Set problem: Copy out each line exactly as it appears.

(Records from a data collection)
◆ ◆ ◆ ◆ ◆

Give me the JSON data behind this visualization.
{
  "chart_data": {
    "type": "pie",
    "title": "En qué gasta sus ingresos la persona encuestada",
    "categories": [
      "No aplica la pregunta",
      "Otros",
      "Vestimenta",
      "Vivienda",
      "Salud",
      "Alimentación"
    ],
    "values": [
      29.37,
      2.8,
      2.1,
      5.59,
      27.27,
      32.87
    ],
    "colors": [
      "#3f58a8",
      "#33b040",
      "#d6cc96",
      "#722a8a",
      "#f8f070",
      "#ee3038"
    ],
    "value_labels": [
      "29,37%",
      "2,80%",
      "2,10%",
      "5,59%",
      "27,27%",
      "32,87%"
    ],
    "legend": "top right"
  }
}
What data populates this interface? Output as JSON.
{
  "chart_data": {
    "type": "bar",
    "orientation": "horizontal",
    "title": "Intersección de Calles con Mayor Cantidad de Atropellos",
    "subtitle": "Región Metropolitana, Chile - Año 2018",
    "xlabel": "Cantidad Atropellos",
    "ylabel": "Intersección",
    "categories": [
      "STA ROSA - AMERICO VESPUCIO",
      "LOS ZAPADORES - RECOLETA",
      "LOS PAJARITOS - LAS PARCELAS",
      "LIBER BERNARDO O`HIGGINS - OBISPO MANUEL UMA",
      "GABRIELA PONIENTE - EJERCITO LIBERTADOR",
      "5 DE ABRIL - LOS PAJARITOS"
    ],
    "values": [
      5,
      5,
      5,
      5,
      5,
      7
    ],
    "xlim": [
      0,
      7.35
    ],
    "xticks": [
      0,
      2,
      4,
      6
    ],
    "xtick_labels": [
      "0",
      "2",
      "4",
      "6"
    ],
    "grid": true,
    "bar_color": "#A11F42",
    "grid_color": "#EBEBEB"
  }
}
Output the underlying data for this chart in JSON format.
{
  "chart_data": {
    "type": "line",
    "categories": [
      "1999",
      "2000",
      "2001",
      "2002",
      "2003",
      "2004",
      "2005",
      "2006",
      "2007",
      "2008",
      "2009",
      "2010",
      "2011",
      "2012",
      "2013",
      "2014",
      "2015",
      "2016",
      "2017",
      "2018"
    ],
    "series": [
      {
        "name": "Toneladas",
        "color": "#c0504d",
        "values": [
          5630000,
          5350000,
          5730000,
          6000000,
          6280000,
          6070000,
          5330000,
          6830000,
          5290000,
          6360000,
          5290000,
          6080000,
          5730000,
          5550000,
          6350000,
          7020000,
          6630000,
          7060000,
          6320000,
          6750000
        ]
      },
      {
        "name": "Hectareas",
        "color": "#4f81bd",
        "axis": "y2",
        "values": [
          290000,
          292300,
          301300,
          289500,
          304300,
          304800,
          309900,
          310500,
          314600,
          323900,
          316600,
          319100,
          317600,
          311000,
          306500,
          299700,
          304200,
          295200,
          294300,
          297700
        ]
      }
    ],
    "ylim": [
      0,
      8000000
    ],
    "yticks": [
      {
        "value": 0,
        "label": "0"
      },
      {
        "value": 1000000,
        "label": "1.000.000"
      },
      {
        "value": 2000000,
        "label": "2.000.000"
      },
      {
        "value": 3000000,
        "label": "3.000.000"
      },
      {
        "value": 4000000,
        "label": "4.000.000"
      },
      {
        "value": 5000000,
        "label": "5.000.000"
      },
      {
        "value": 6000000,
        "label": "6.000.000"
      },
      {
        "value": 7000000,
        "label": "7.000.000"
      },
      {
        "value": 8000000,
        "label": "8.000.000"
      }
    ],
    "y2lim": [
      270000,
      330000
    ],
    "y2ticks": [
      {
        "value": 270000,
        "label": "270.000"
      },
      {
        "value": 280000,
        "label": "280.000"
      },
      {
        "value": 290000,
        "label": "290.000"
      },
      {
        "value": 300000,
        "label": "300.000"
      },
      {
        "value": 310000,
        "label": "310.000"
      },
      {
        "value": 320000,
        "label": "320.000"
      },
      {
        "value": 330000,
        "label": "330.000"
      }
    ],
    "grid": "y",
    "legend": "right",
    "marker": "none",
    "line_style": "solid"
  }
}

◆ ◆ ◆ ◆ ◆

Written solution:
Give me the JSON data behind this visualization.
{
  "chart_data": {
    "type": "pie",
    "title": "En qué gasta sus ingresos la persona encuestada",
    "categories": [
      "No aplica la pregunta",
      "Otros",
      "Vestimenta",
      "Vivienda",
      "Salud",
      "Alimentación"
    ],
    "values": [
      29.37,
      2.8,
      2.1,
      5.59,
      27.27,
      32.87
    ],
    "colors": [
      "#3f58a8",
      "#33b040",
      "#d6cc96",
      "#722a8a",
      "#f8f070",
      "#ee3038"
    ],
    "value_labels": [
      "29,37%",
      "2,80%",
      "2,10%",
      "5,59%",
      "27,27%",
      "32,87%"
    ],
    "legend": "top right"
  }
}
What data populates this interface? Output as JSON.
{
  "chart_data": {
    "type": "bar",
    "orientation": "horizontal",
    "title": "Intersección de Calles con Mayor Cantidad de Atropellos",
    "subtitle": "Región Metropolitana, Chile - Año 2018",
    "xlabel": "Cantidad Atropellos",
    "ylabel": "Intersección",
    "categories": [
      "STA ROSA - AMERICO VESPUCIO",
      "LOS ZAPADORES - RECOLETA",
      "LOS PAJARITOS - LAS PARCELAS",
      "LIBER BERNARDO O`HIGGINS - OBISPO MANUEL UMA",
      "GABRIELA PONIENTE - EJERCITO LIBERTADOR",
      "5 DE ABRIL - LOS PAJARITOS"
    ],
    "values": [
      5,
      5,
      5,
      5,
      5,
      7
    ],
    "xlim": [
      0,
      7.35
    ],
    "xticks": [
      0,
      2,
      4,
      6
    ],
    "xtick_labels": [
      "0",
      "2",
      "4",
      "6"
    ],
    "grid": true,
    "bar_color": "#A11F42",
    "grid_color": "#EBEBEB"
  }
}
Output the underlying data for this chart in JSON format.
{
  "chart_data": {
    "type": "line",
    "categories": [
      "1999",
      "2000",
      "2001",
      "2002",
      "2003",
      "2004",
      "2005",
      "2006",
      "2007",
      "2008",
      "2009",
      "2010",
      "2011",
      "2012",
      "2013",
      "2014",
      "2015",
      "2016",
      "2017",
      "2018"
    ],
    "series": [
      {
        "name": "Toneladas",
        "color": "#c0504d",
        "values": [
          5630000,
          5350000,
          5730000,
          6000000,
          6280000,
          6070000,
          5330000,
          6830000,
          5290000,
          6360000,
          5290000,
          6080000,
          5730000,
          5550000,
          6350000,
          7020000,
          6630000,
          7060000,
          6320000,
          6750000
        ]
      },
      {
        "name": "Hectareas",
        "color": "#4f81bd",
        "axis": "y2",
        "values": [
          290000,
          292300,
          301300,
          289500,
          304300,
          304800,
          309900,
          310500,
          314600,
          323900,
          316600,
          319100,
          317600,
          311000,
          306500,
          299700,
          304200,
          295200,
          294300,
          297700
        ]
      }
    ],
    "ylim": [
      0,
      8000000
    ],
    "yticks": [
      {
        "value": 0,
        "label": "0"
      },
      {
        "value": 1000000,
        "label": "1.000.000"
      },
      {
        "value": 2000000,
        "label": "2.000.000"
      },
      {
        "value": 3000000,
        "label": "3.000.000"
      },
      {
        "value": 4000000,
        "label": "4.000.000"
      },
      {
        "value": 5000000,
        "label": "5.000.000"
      },
      {
        "value": 6000000,
        "label": "6.000.000"
      },
      {
        "value": 7000000,
        "label": "7.000.000"
      },
      {
        "value": 8000000,
        "label": "8.000.000"
      }
    ],
    "y2lim": [
      270000,
      330000
    ],
    "y2ticks": [
      {
        "value": 270000,
        "label": "270.000"
      },
      {
        "value": 280000,
        "label": "280.000"
      },
      {
        "value": 290000,
        "label": "290.000"
      },
      {
        "value": 300000,
        "label": "300.000"
      },
      {
        "value": 310000,
        "label": "310.000"
      },
      {
        "value": 320000,
        "label": "320.000"
      },
      {
        "value": 330000,
        "label": "330.000"
      }
    ],
    "grid": "y",
    "legend": "right",
    "marker": "none",
    "line_style": "solid"
  }
}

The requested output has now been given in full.